* RECORDED INFORMATION:
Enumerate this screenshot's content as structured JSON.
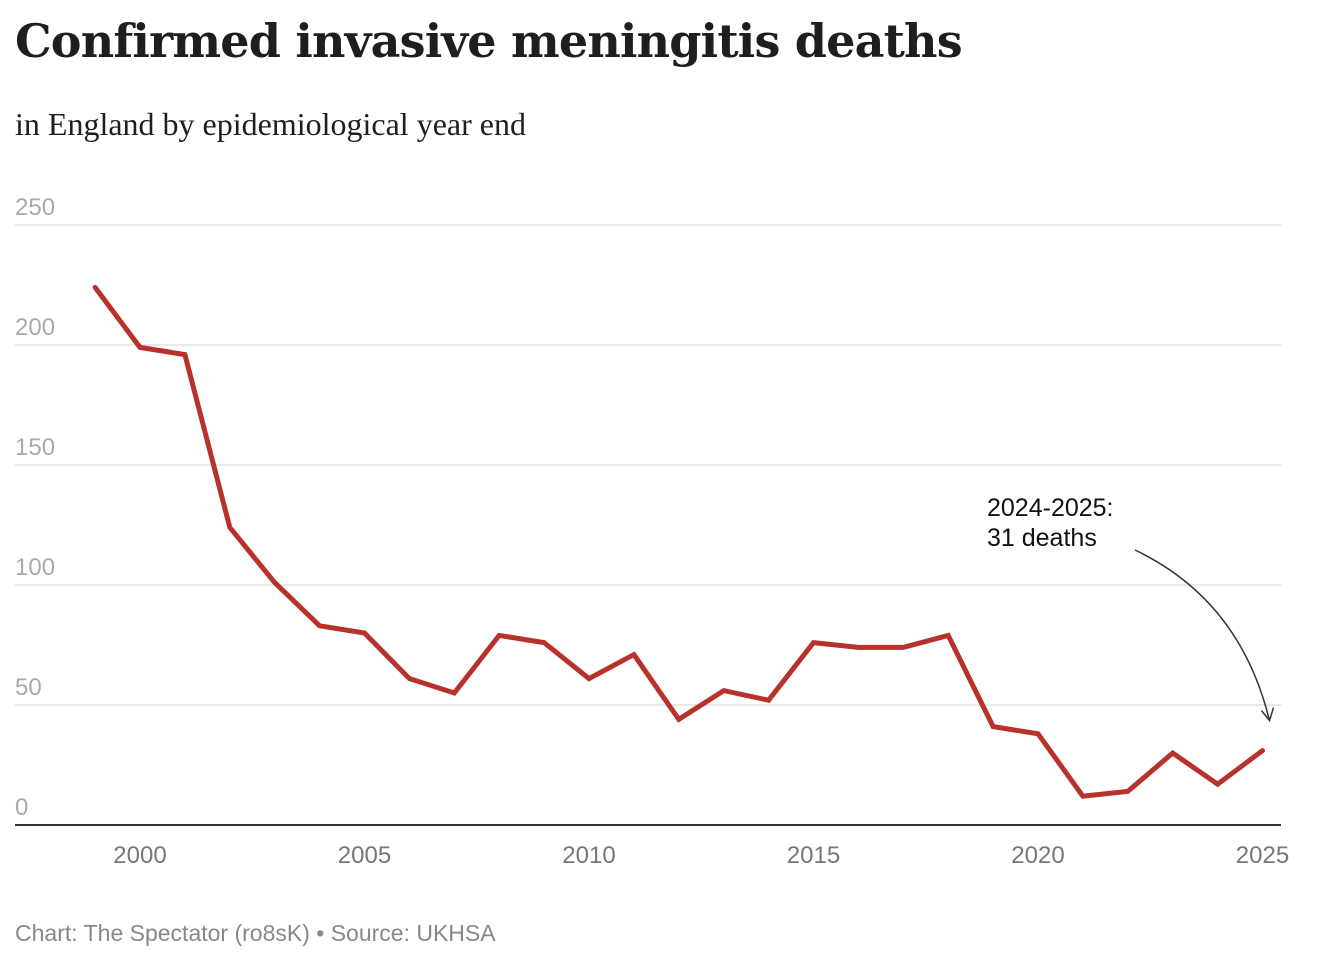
{
  "chart_data": {
    "type": "line",
    "title": "Confirmed invasive meningitis deaths",
    "subtitle": "in England by epidemiological year end",
    "xlabel": "",
    "ylabel": "",
    "x": [
      1999,
      2000,
      2001,
      2002,
      2003,
      2004,
      2005,
      2006,
      2007,
      2008,
      2009,
      2010,
      2011,
      2012,
      2013,
      2014,
      2015,
      2016,
      2017,
      2018,
      2019,
      2020,
      2021,
      2022,
      2023,
      2024,
      2025
    ],
    "series": [
      {
        "name": "Deaths",
        "color": "#b8312a",
        "values": [
          224,
          199,
          196,
          124,
          101,
          83,
          80,
          61,
          55,
          79,
          76,
          61,
          71,
          44,
          56,
          52,
          76,
          74,
          74,
          79,
          41,
          38,
          12,
          14,
          30,
          17,
          31
        ]
      }
    ],
    "xlim": [
      1997.3,
      2025.4
    ],
    "ylim": [
      0,
      250
    ],
    "yticks": [
      0,
      50,
      100,
      150,
      200,
      250
    ],
    "ytick_labels": [
      "0",
      "50",
      "100",
      "150",
      "200",
      "250"
    ],
    "xticks": [
      2000,
      2005,
      2010,
      2015,
      2020,
      2025
    ],
    "xtick_labels": [
      "2000",
      "2005",
      "2010",
      "2015",
      "2020",
      "2025"
    ],
    "grid": true,
    "annotations": [
      {
        "lines": [
          "2024-2025:",
          "31 deaths"
        ],
        "target_x": 2025,
        "target_y": 31
      }
    ],
    "footer": "Chart: The Spectator (ro8sK) • Source: UKHSA"
  }
}
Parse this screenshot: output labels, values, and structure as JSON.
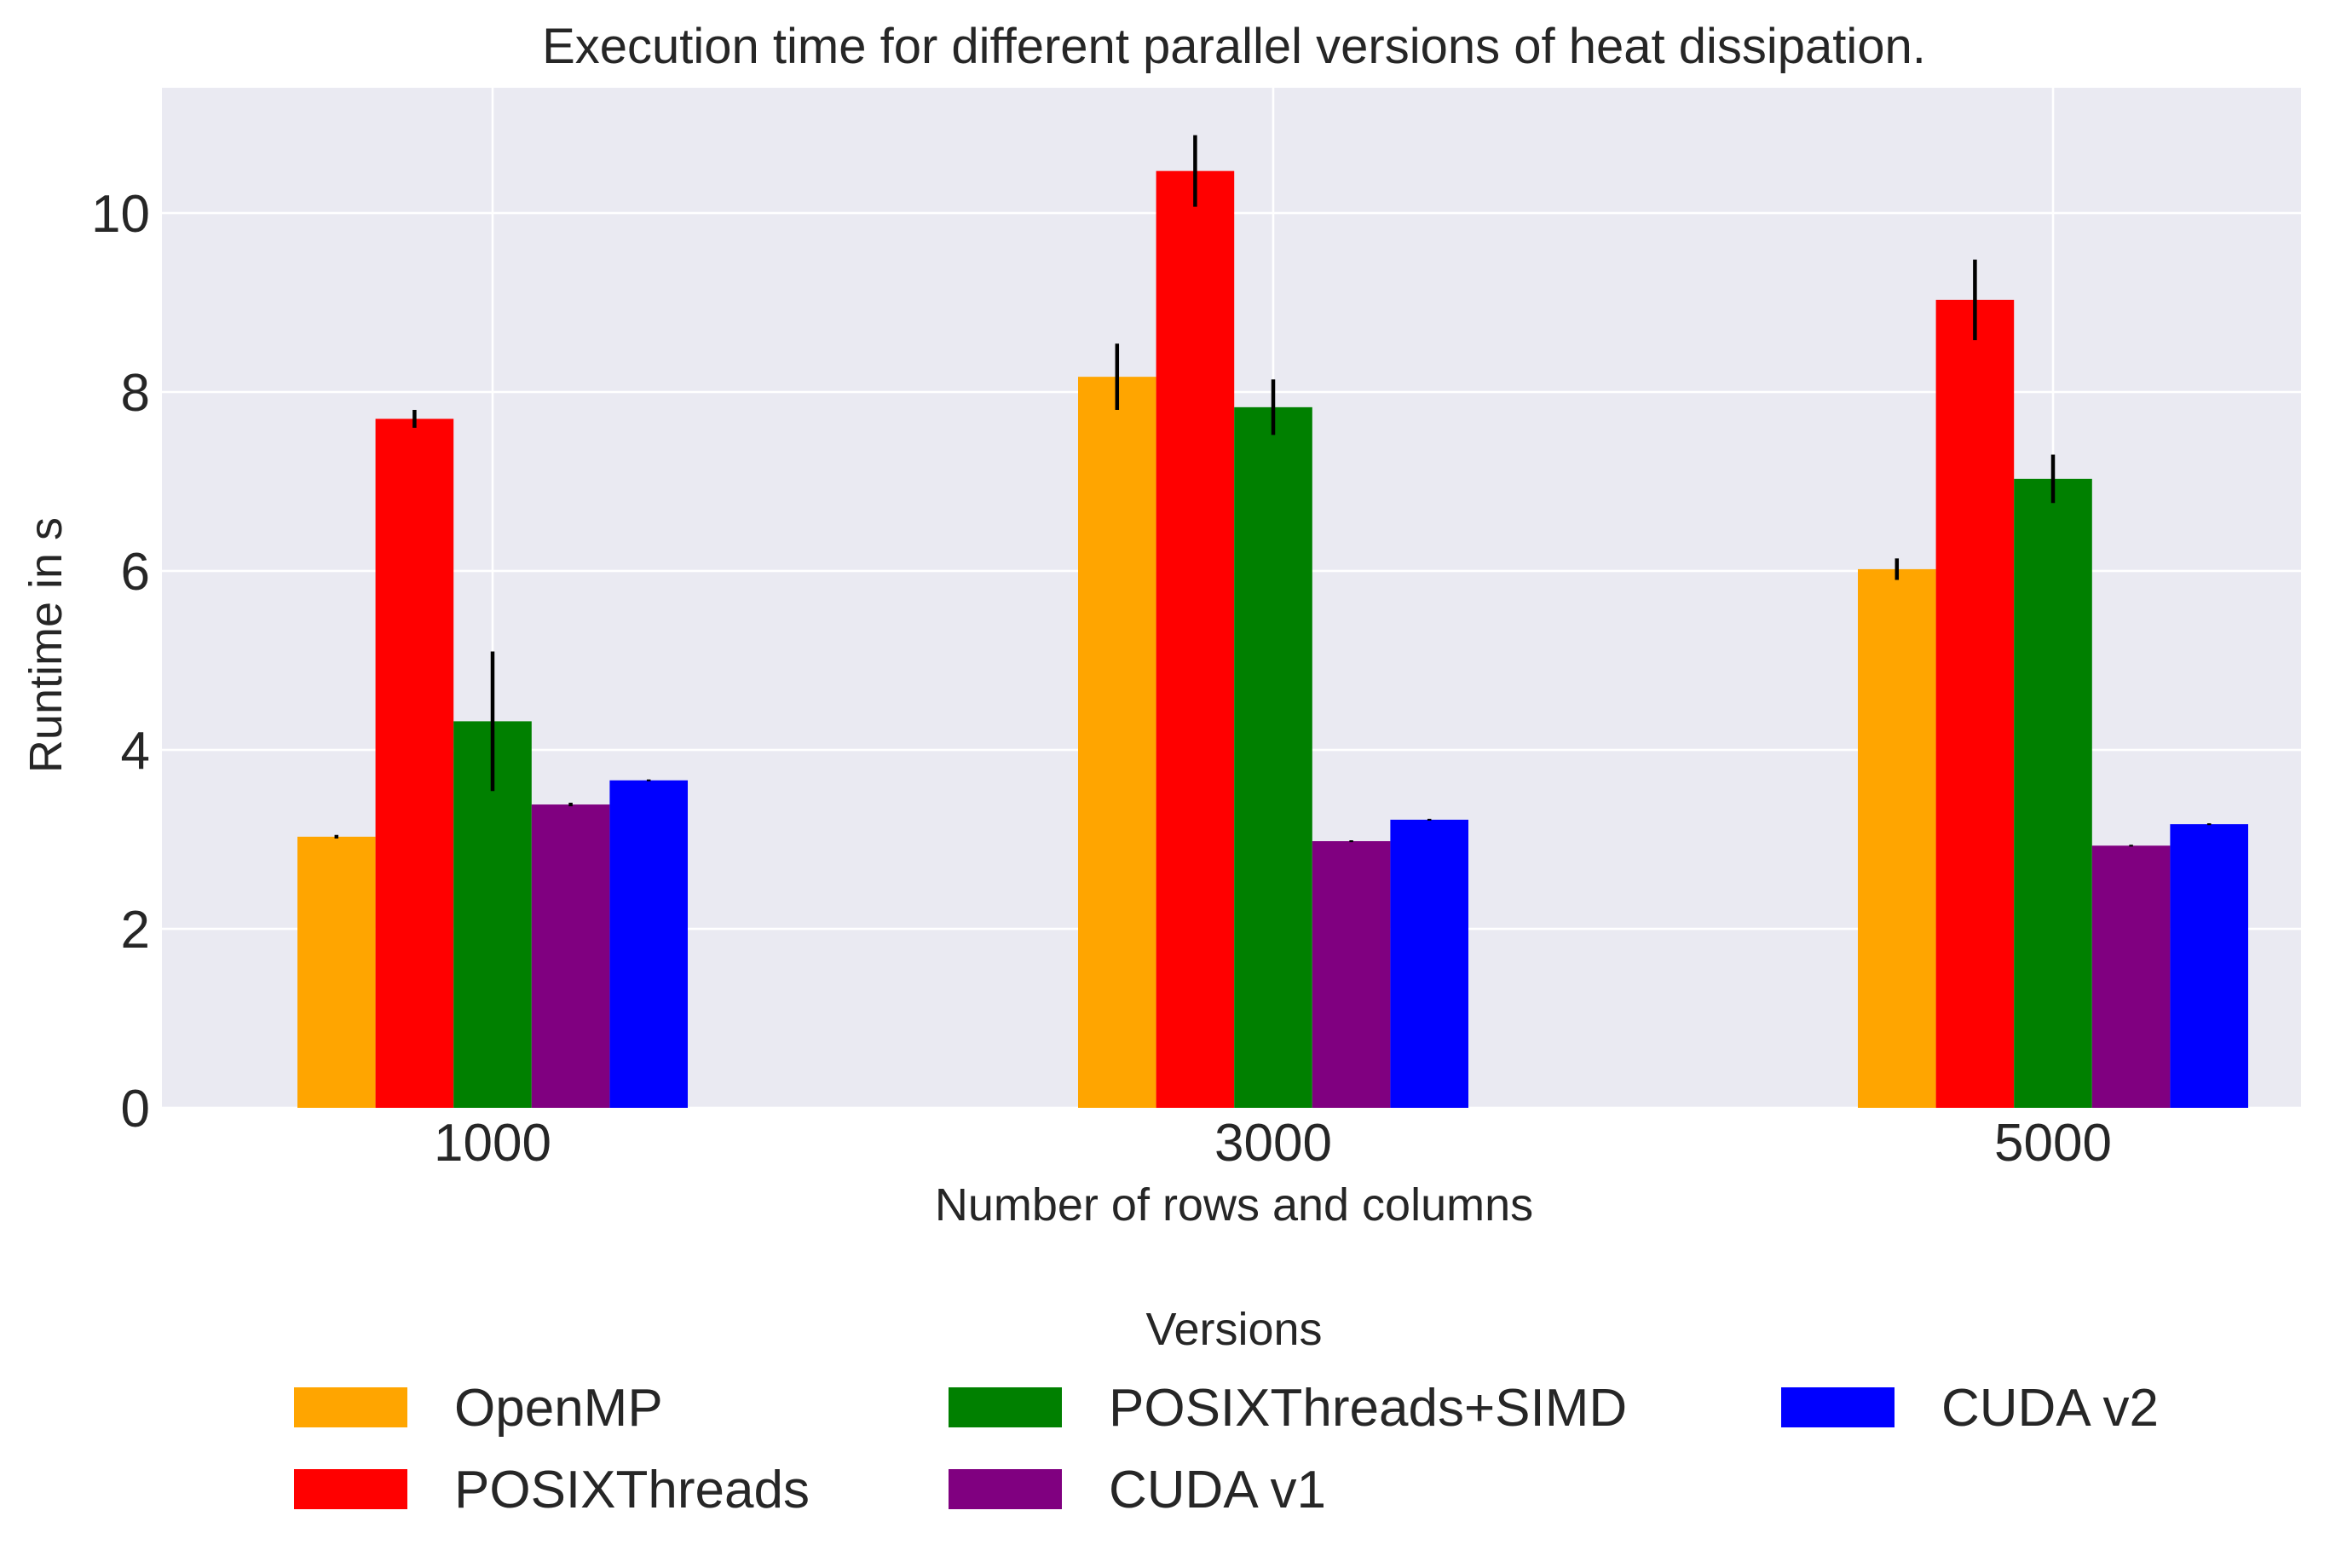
{
  "chart_data": {
    "type": "bar",
    "title": "Execution time for different parallel versions of heat dissipation.",
    "xlabel": "Number of rows and columns",
    "ylabel": "Runtime in s",
    "categories": [
      "1000",
      "3000",
      "5000"
    ],
    "ylim": [
      0,
      11.4
    ],
    "yticks": [
      0,
      2,
      4,
      6,
      8,
      10
    ],
    "grid": true,
    "legend_title": "Versions",
    "legend_position": "bottom-center",
    "series": [
      {
        "name": "OpenMP",
        "color": "#ffa500",
        "values": [
          3.03,
          8.17,
          6.02
        ],
        "errors": [
          0.02,
          0.37,
          0.12
        ]
      },
      {
        "name": "POSIXThreads",
        "color": "#ff0000",
        "values": [
          7.7,
          10.47,
          9.03
        ],
        "errors": [
          0.1,
          0.4,
          0.45
        ]
      },
      {
        "name": "POSIXThreads+SIMD",
        "color": "#008000",
        "values": [
          4.32,
          7.83,
          7.03
        ],
        "errors": [
          0.78,
          0.31,
          0.27
        ]
      },
      {
        "name": "CUDA v1",
        "color": "#800080",
        "values": [
          3.39,
          2.98,
          2.93
        ],
        "errors": [
          0.02,
          0.01,
          0.01
        ]
      },
      {
        "name": "CUDA v2",
        "color": "#0000ff",
        "values": [
          3.66,
          3.22,
          3.17
        ],
        "errors": [
          0.01,
          0.01,
          0.01
        ]
      }
    ]
  }
}
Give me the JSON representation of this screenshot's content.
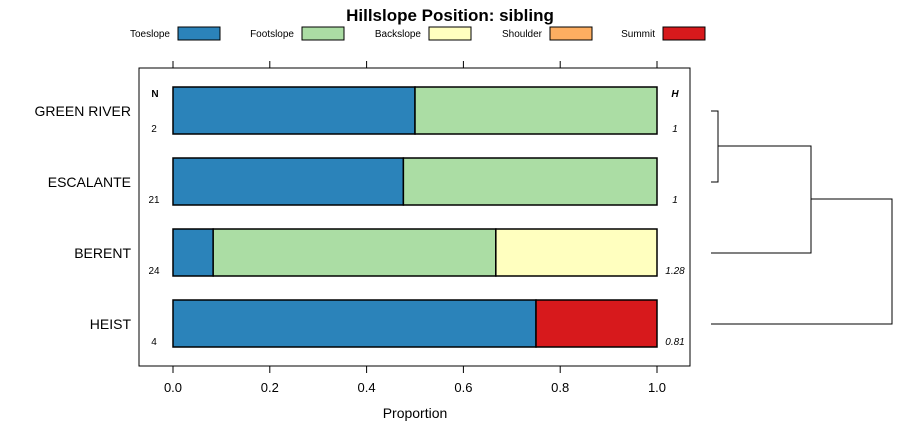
{
  "chart_data": {
    "type": "bar",
    "orientation": "horizontal",
    "stacked": true,
    "title": "Hillslope Position: sibling",
    "xlabel": "Proportion",
    "xlim": [
      0,
      1
    ],
    "xticks": [
      0.0,
      0.2,
      0.4,
      0.6,
      0.8,
      1.0
    ],
    "xtick_labels": [
      "0.0",
      "0.2",
      "0.4",
      "0.6",
      "0.8",
      "1.0"
    ],
    "legend_position": "top",
    "categories": [
      "GREEN RIVER",
      "ESCALANTE",
      "BERENT",
      "HEIST"
    ],
    "series": [
      {
        "name": "Toeslope",
        "color": "#2B83BA",
        "values": [
          0.5,
          0.476,
          0.083,
          0.75
        ]
      },
      {
        "name": "Footslope",
        "color": "#ABDDA4",
        "values": [
          0.5,
          0.524,
          0.584,
          0.0
        ]
      },
      {
        "name": "Backslope",
        "color": "#FFFFBF",
        "values": [
          0.0,
          0.0,
          0.333,
          0.0
        ]
      },
      {
        "name": "Shoulder",
        "color": "#FDAE61",
        "values": [
          0.0,
          0.0,
          0.0,
          0.0
        ]
      },
      {
        "name": "Summit",
        "color": "#D7191C",
        "values": [
          0.0,
          0.0,
          0.0,
          0.25
        ]
      }
    ],
    "n_header": "N",
    "h_header": "H",
    "n_values": [
      "2",
      "21",
      "24",
      "4"
    ],
    "h_values": [
      "1",
      "1",
      "1.28",
      "0.81"
    ],
    "dendrogram": "Green River and Escalante join first, then Berent, then Heist"
  }
}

* REQUIREMENTS: Extract each line holding the word "JSON" from the records.

* CORRECT OUTPUT:
Enumerate this screenshot's content as structured JSON.
Parse this screenshot: output labels, values, and structure as JSON.
Give me the JSON representation of this screenshot's content.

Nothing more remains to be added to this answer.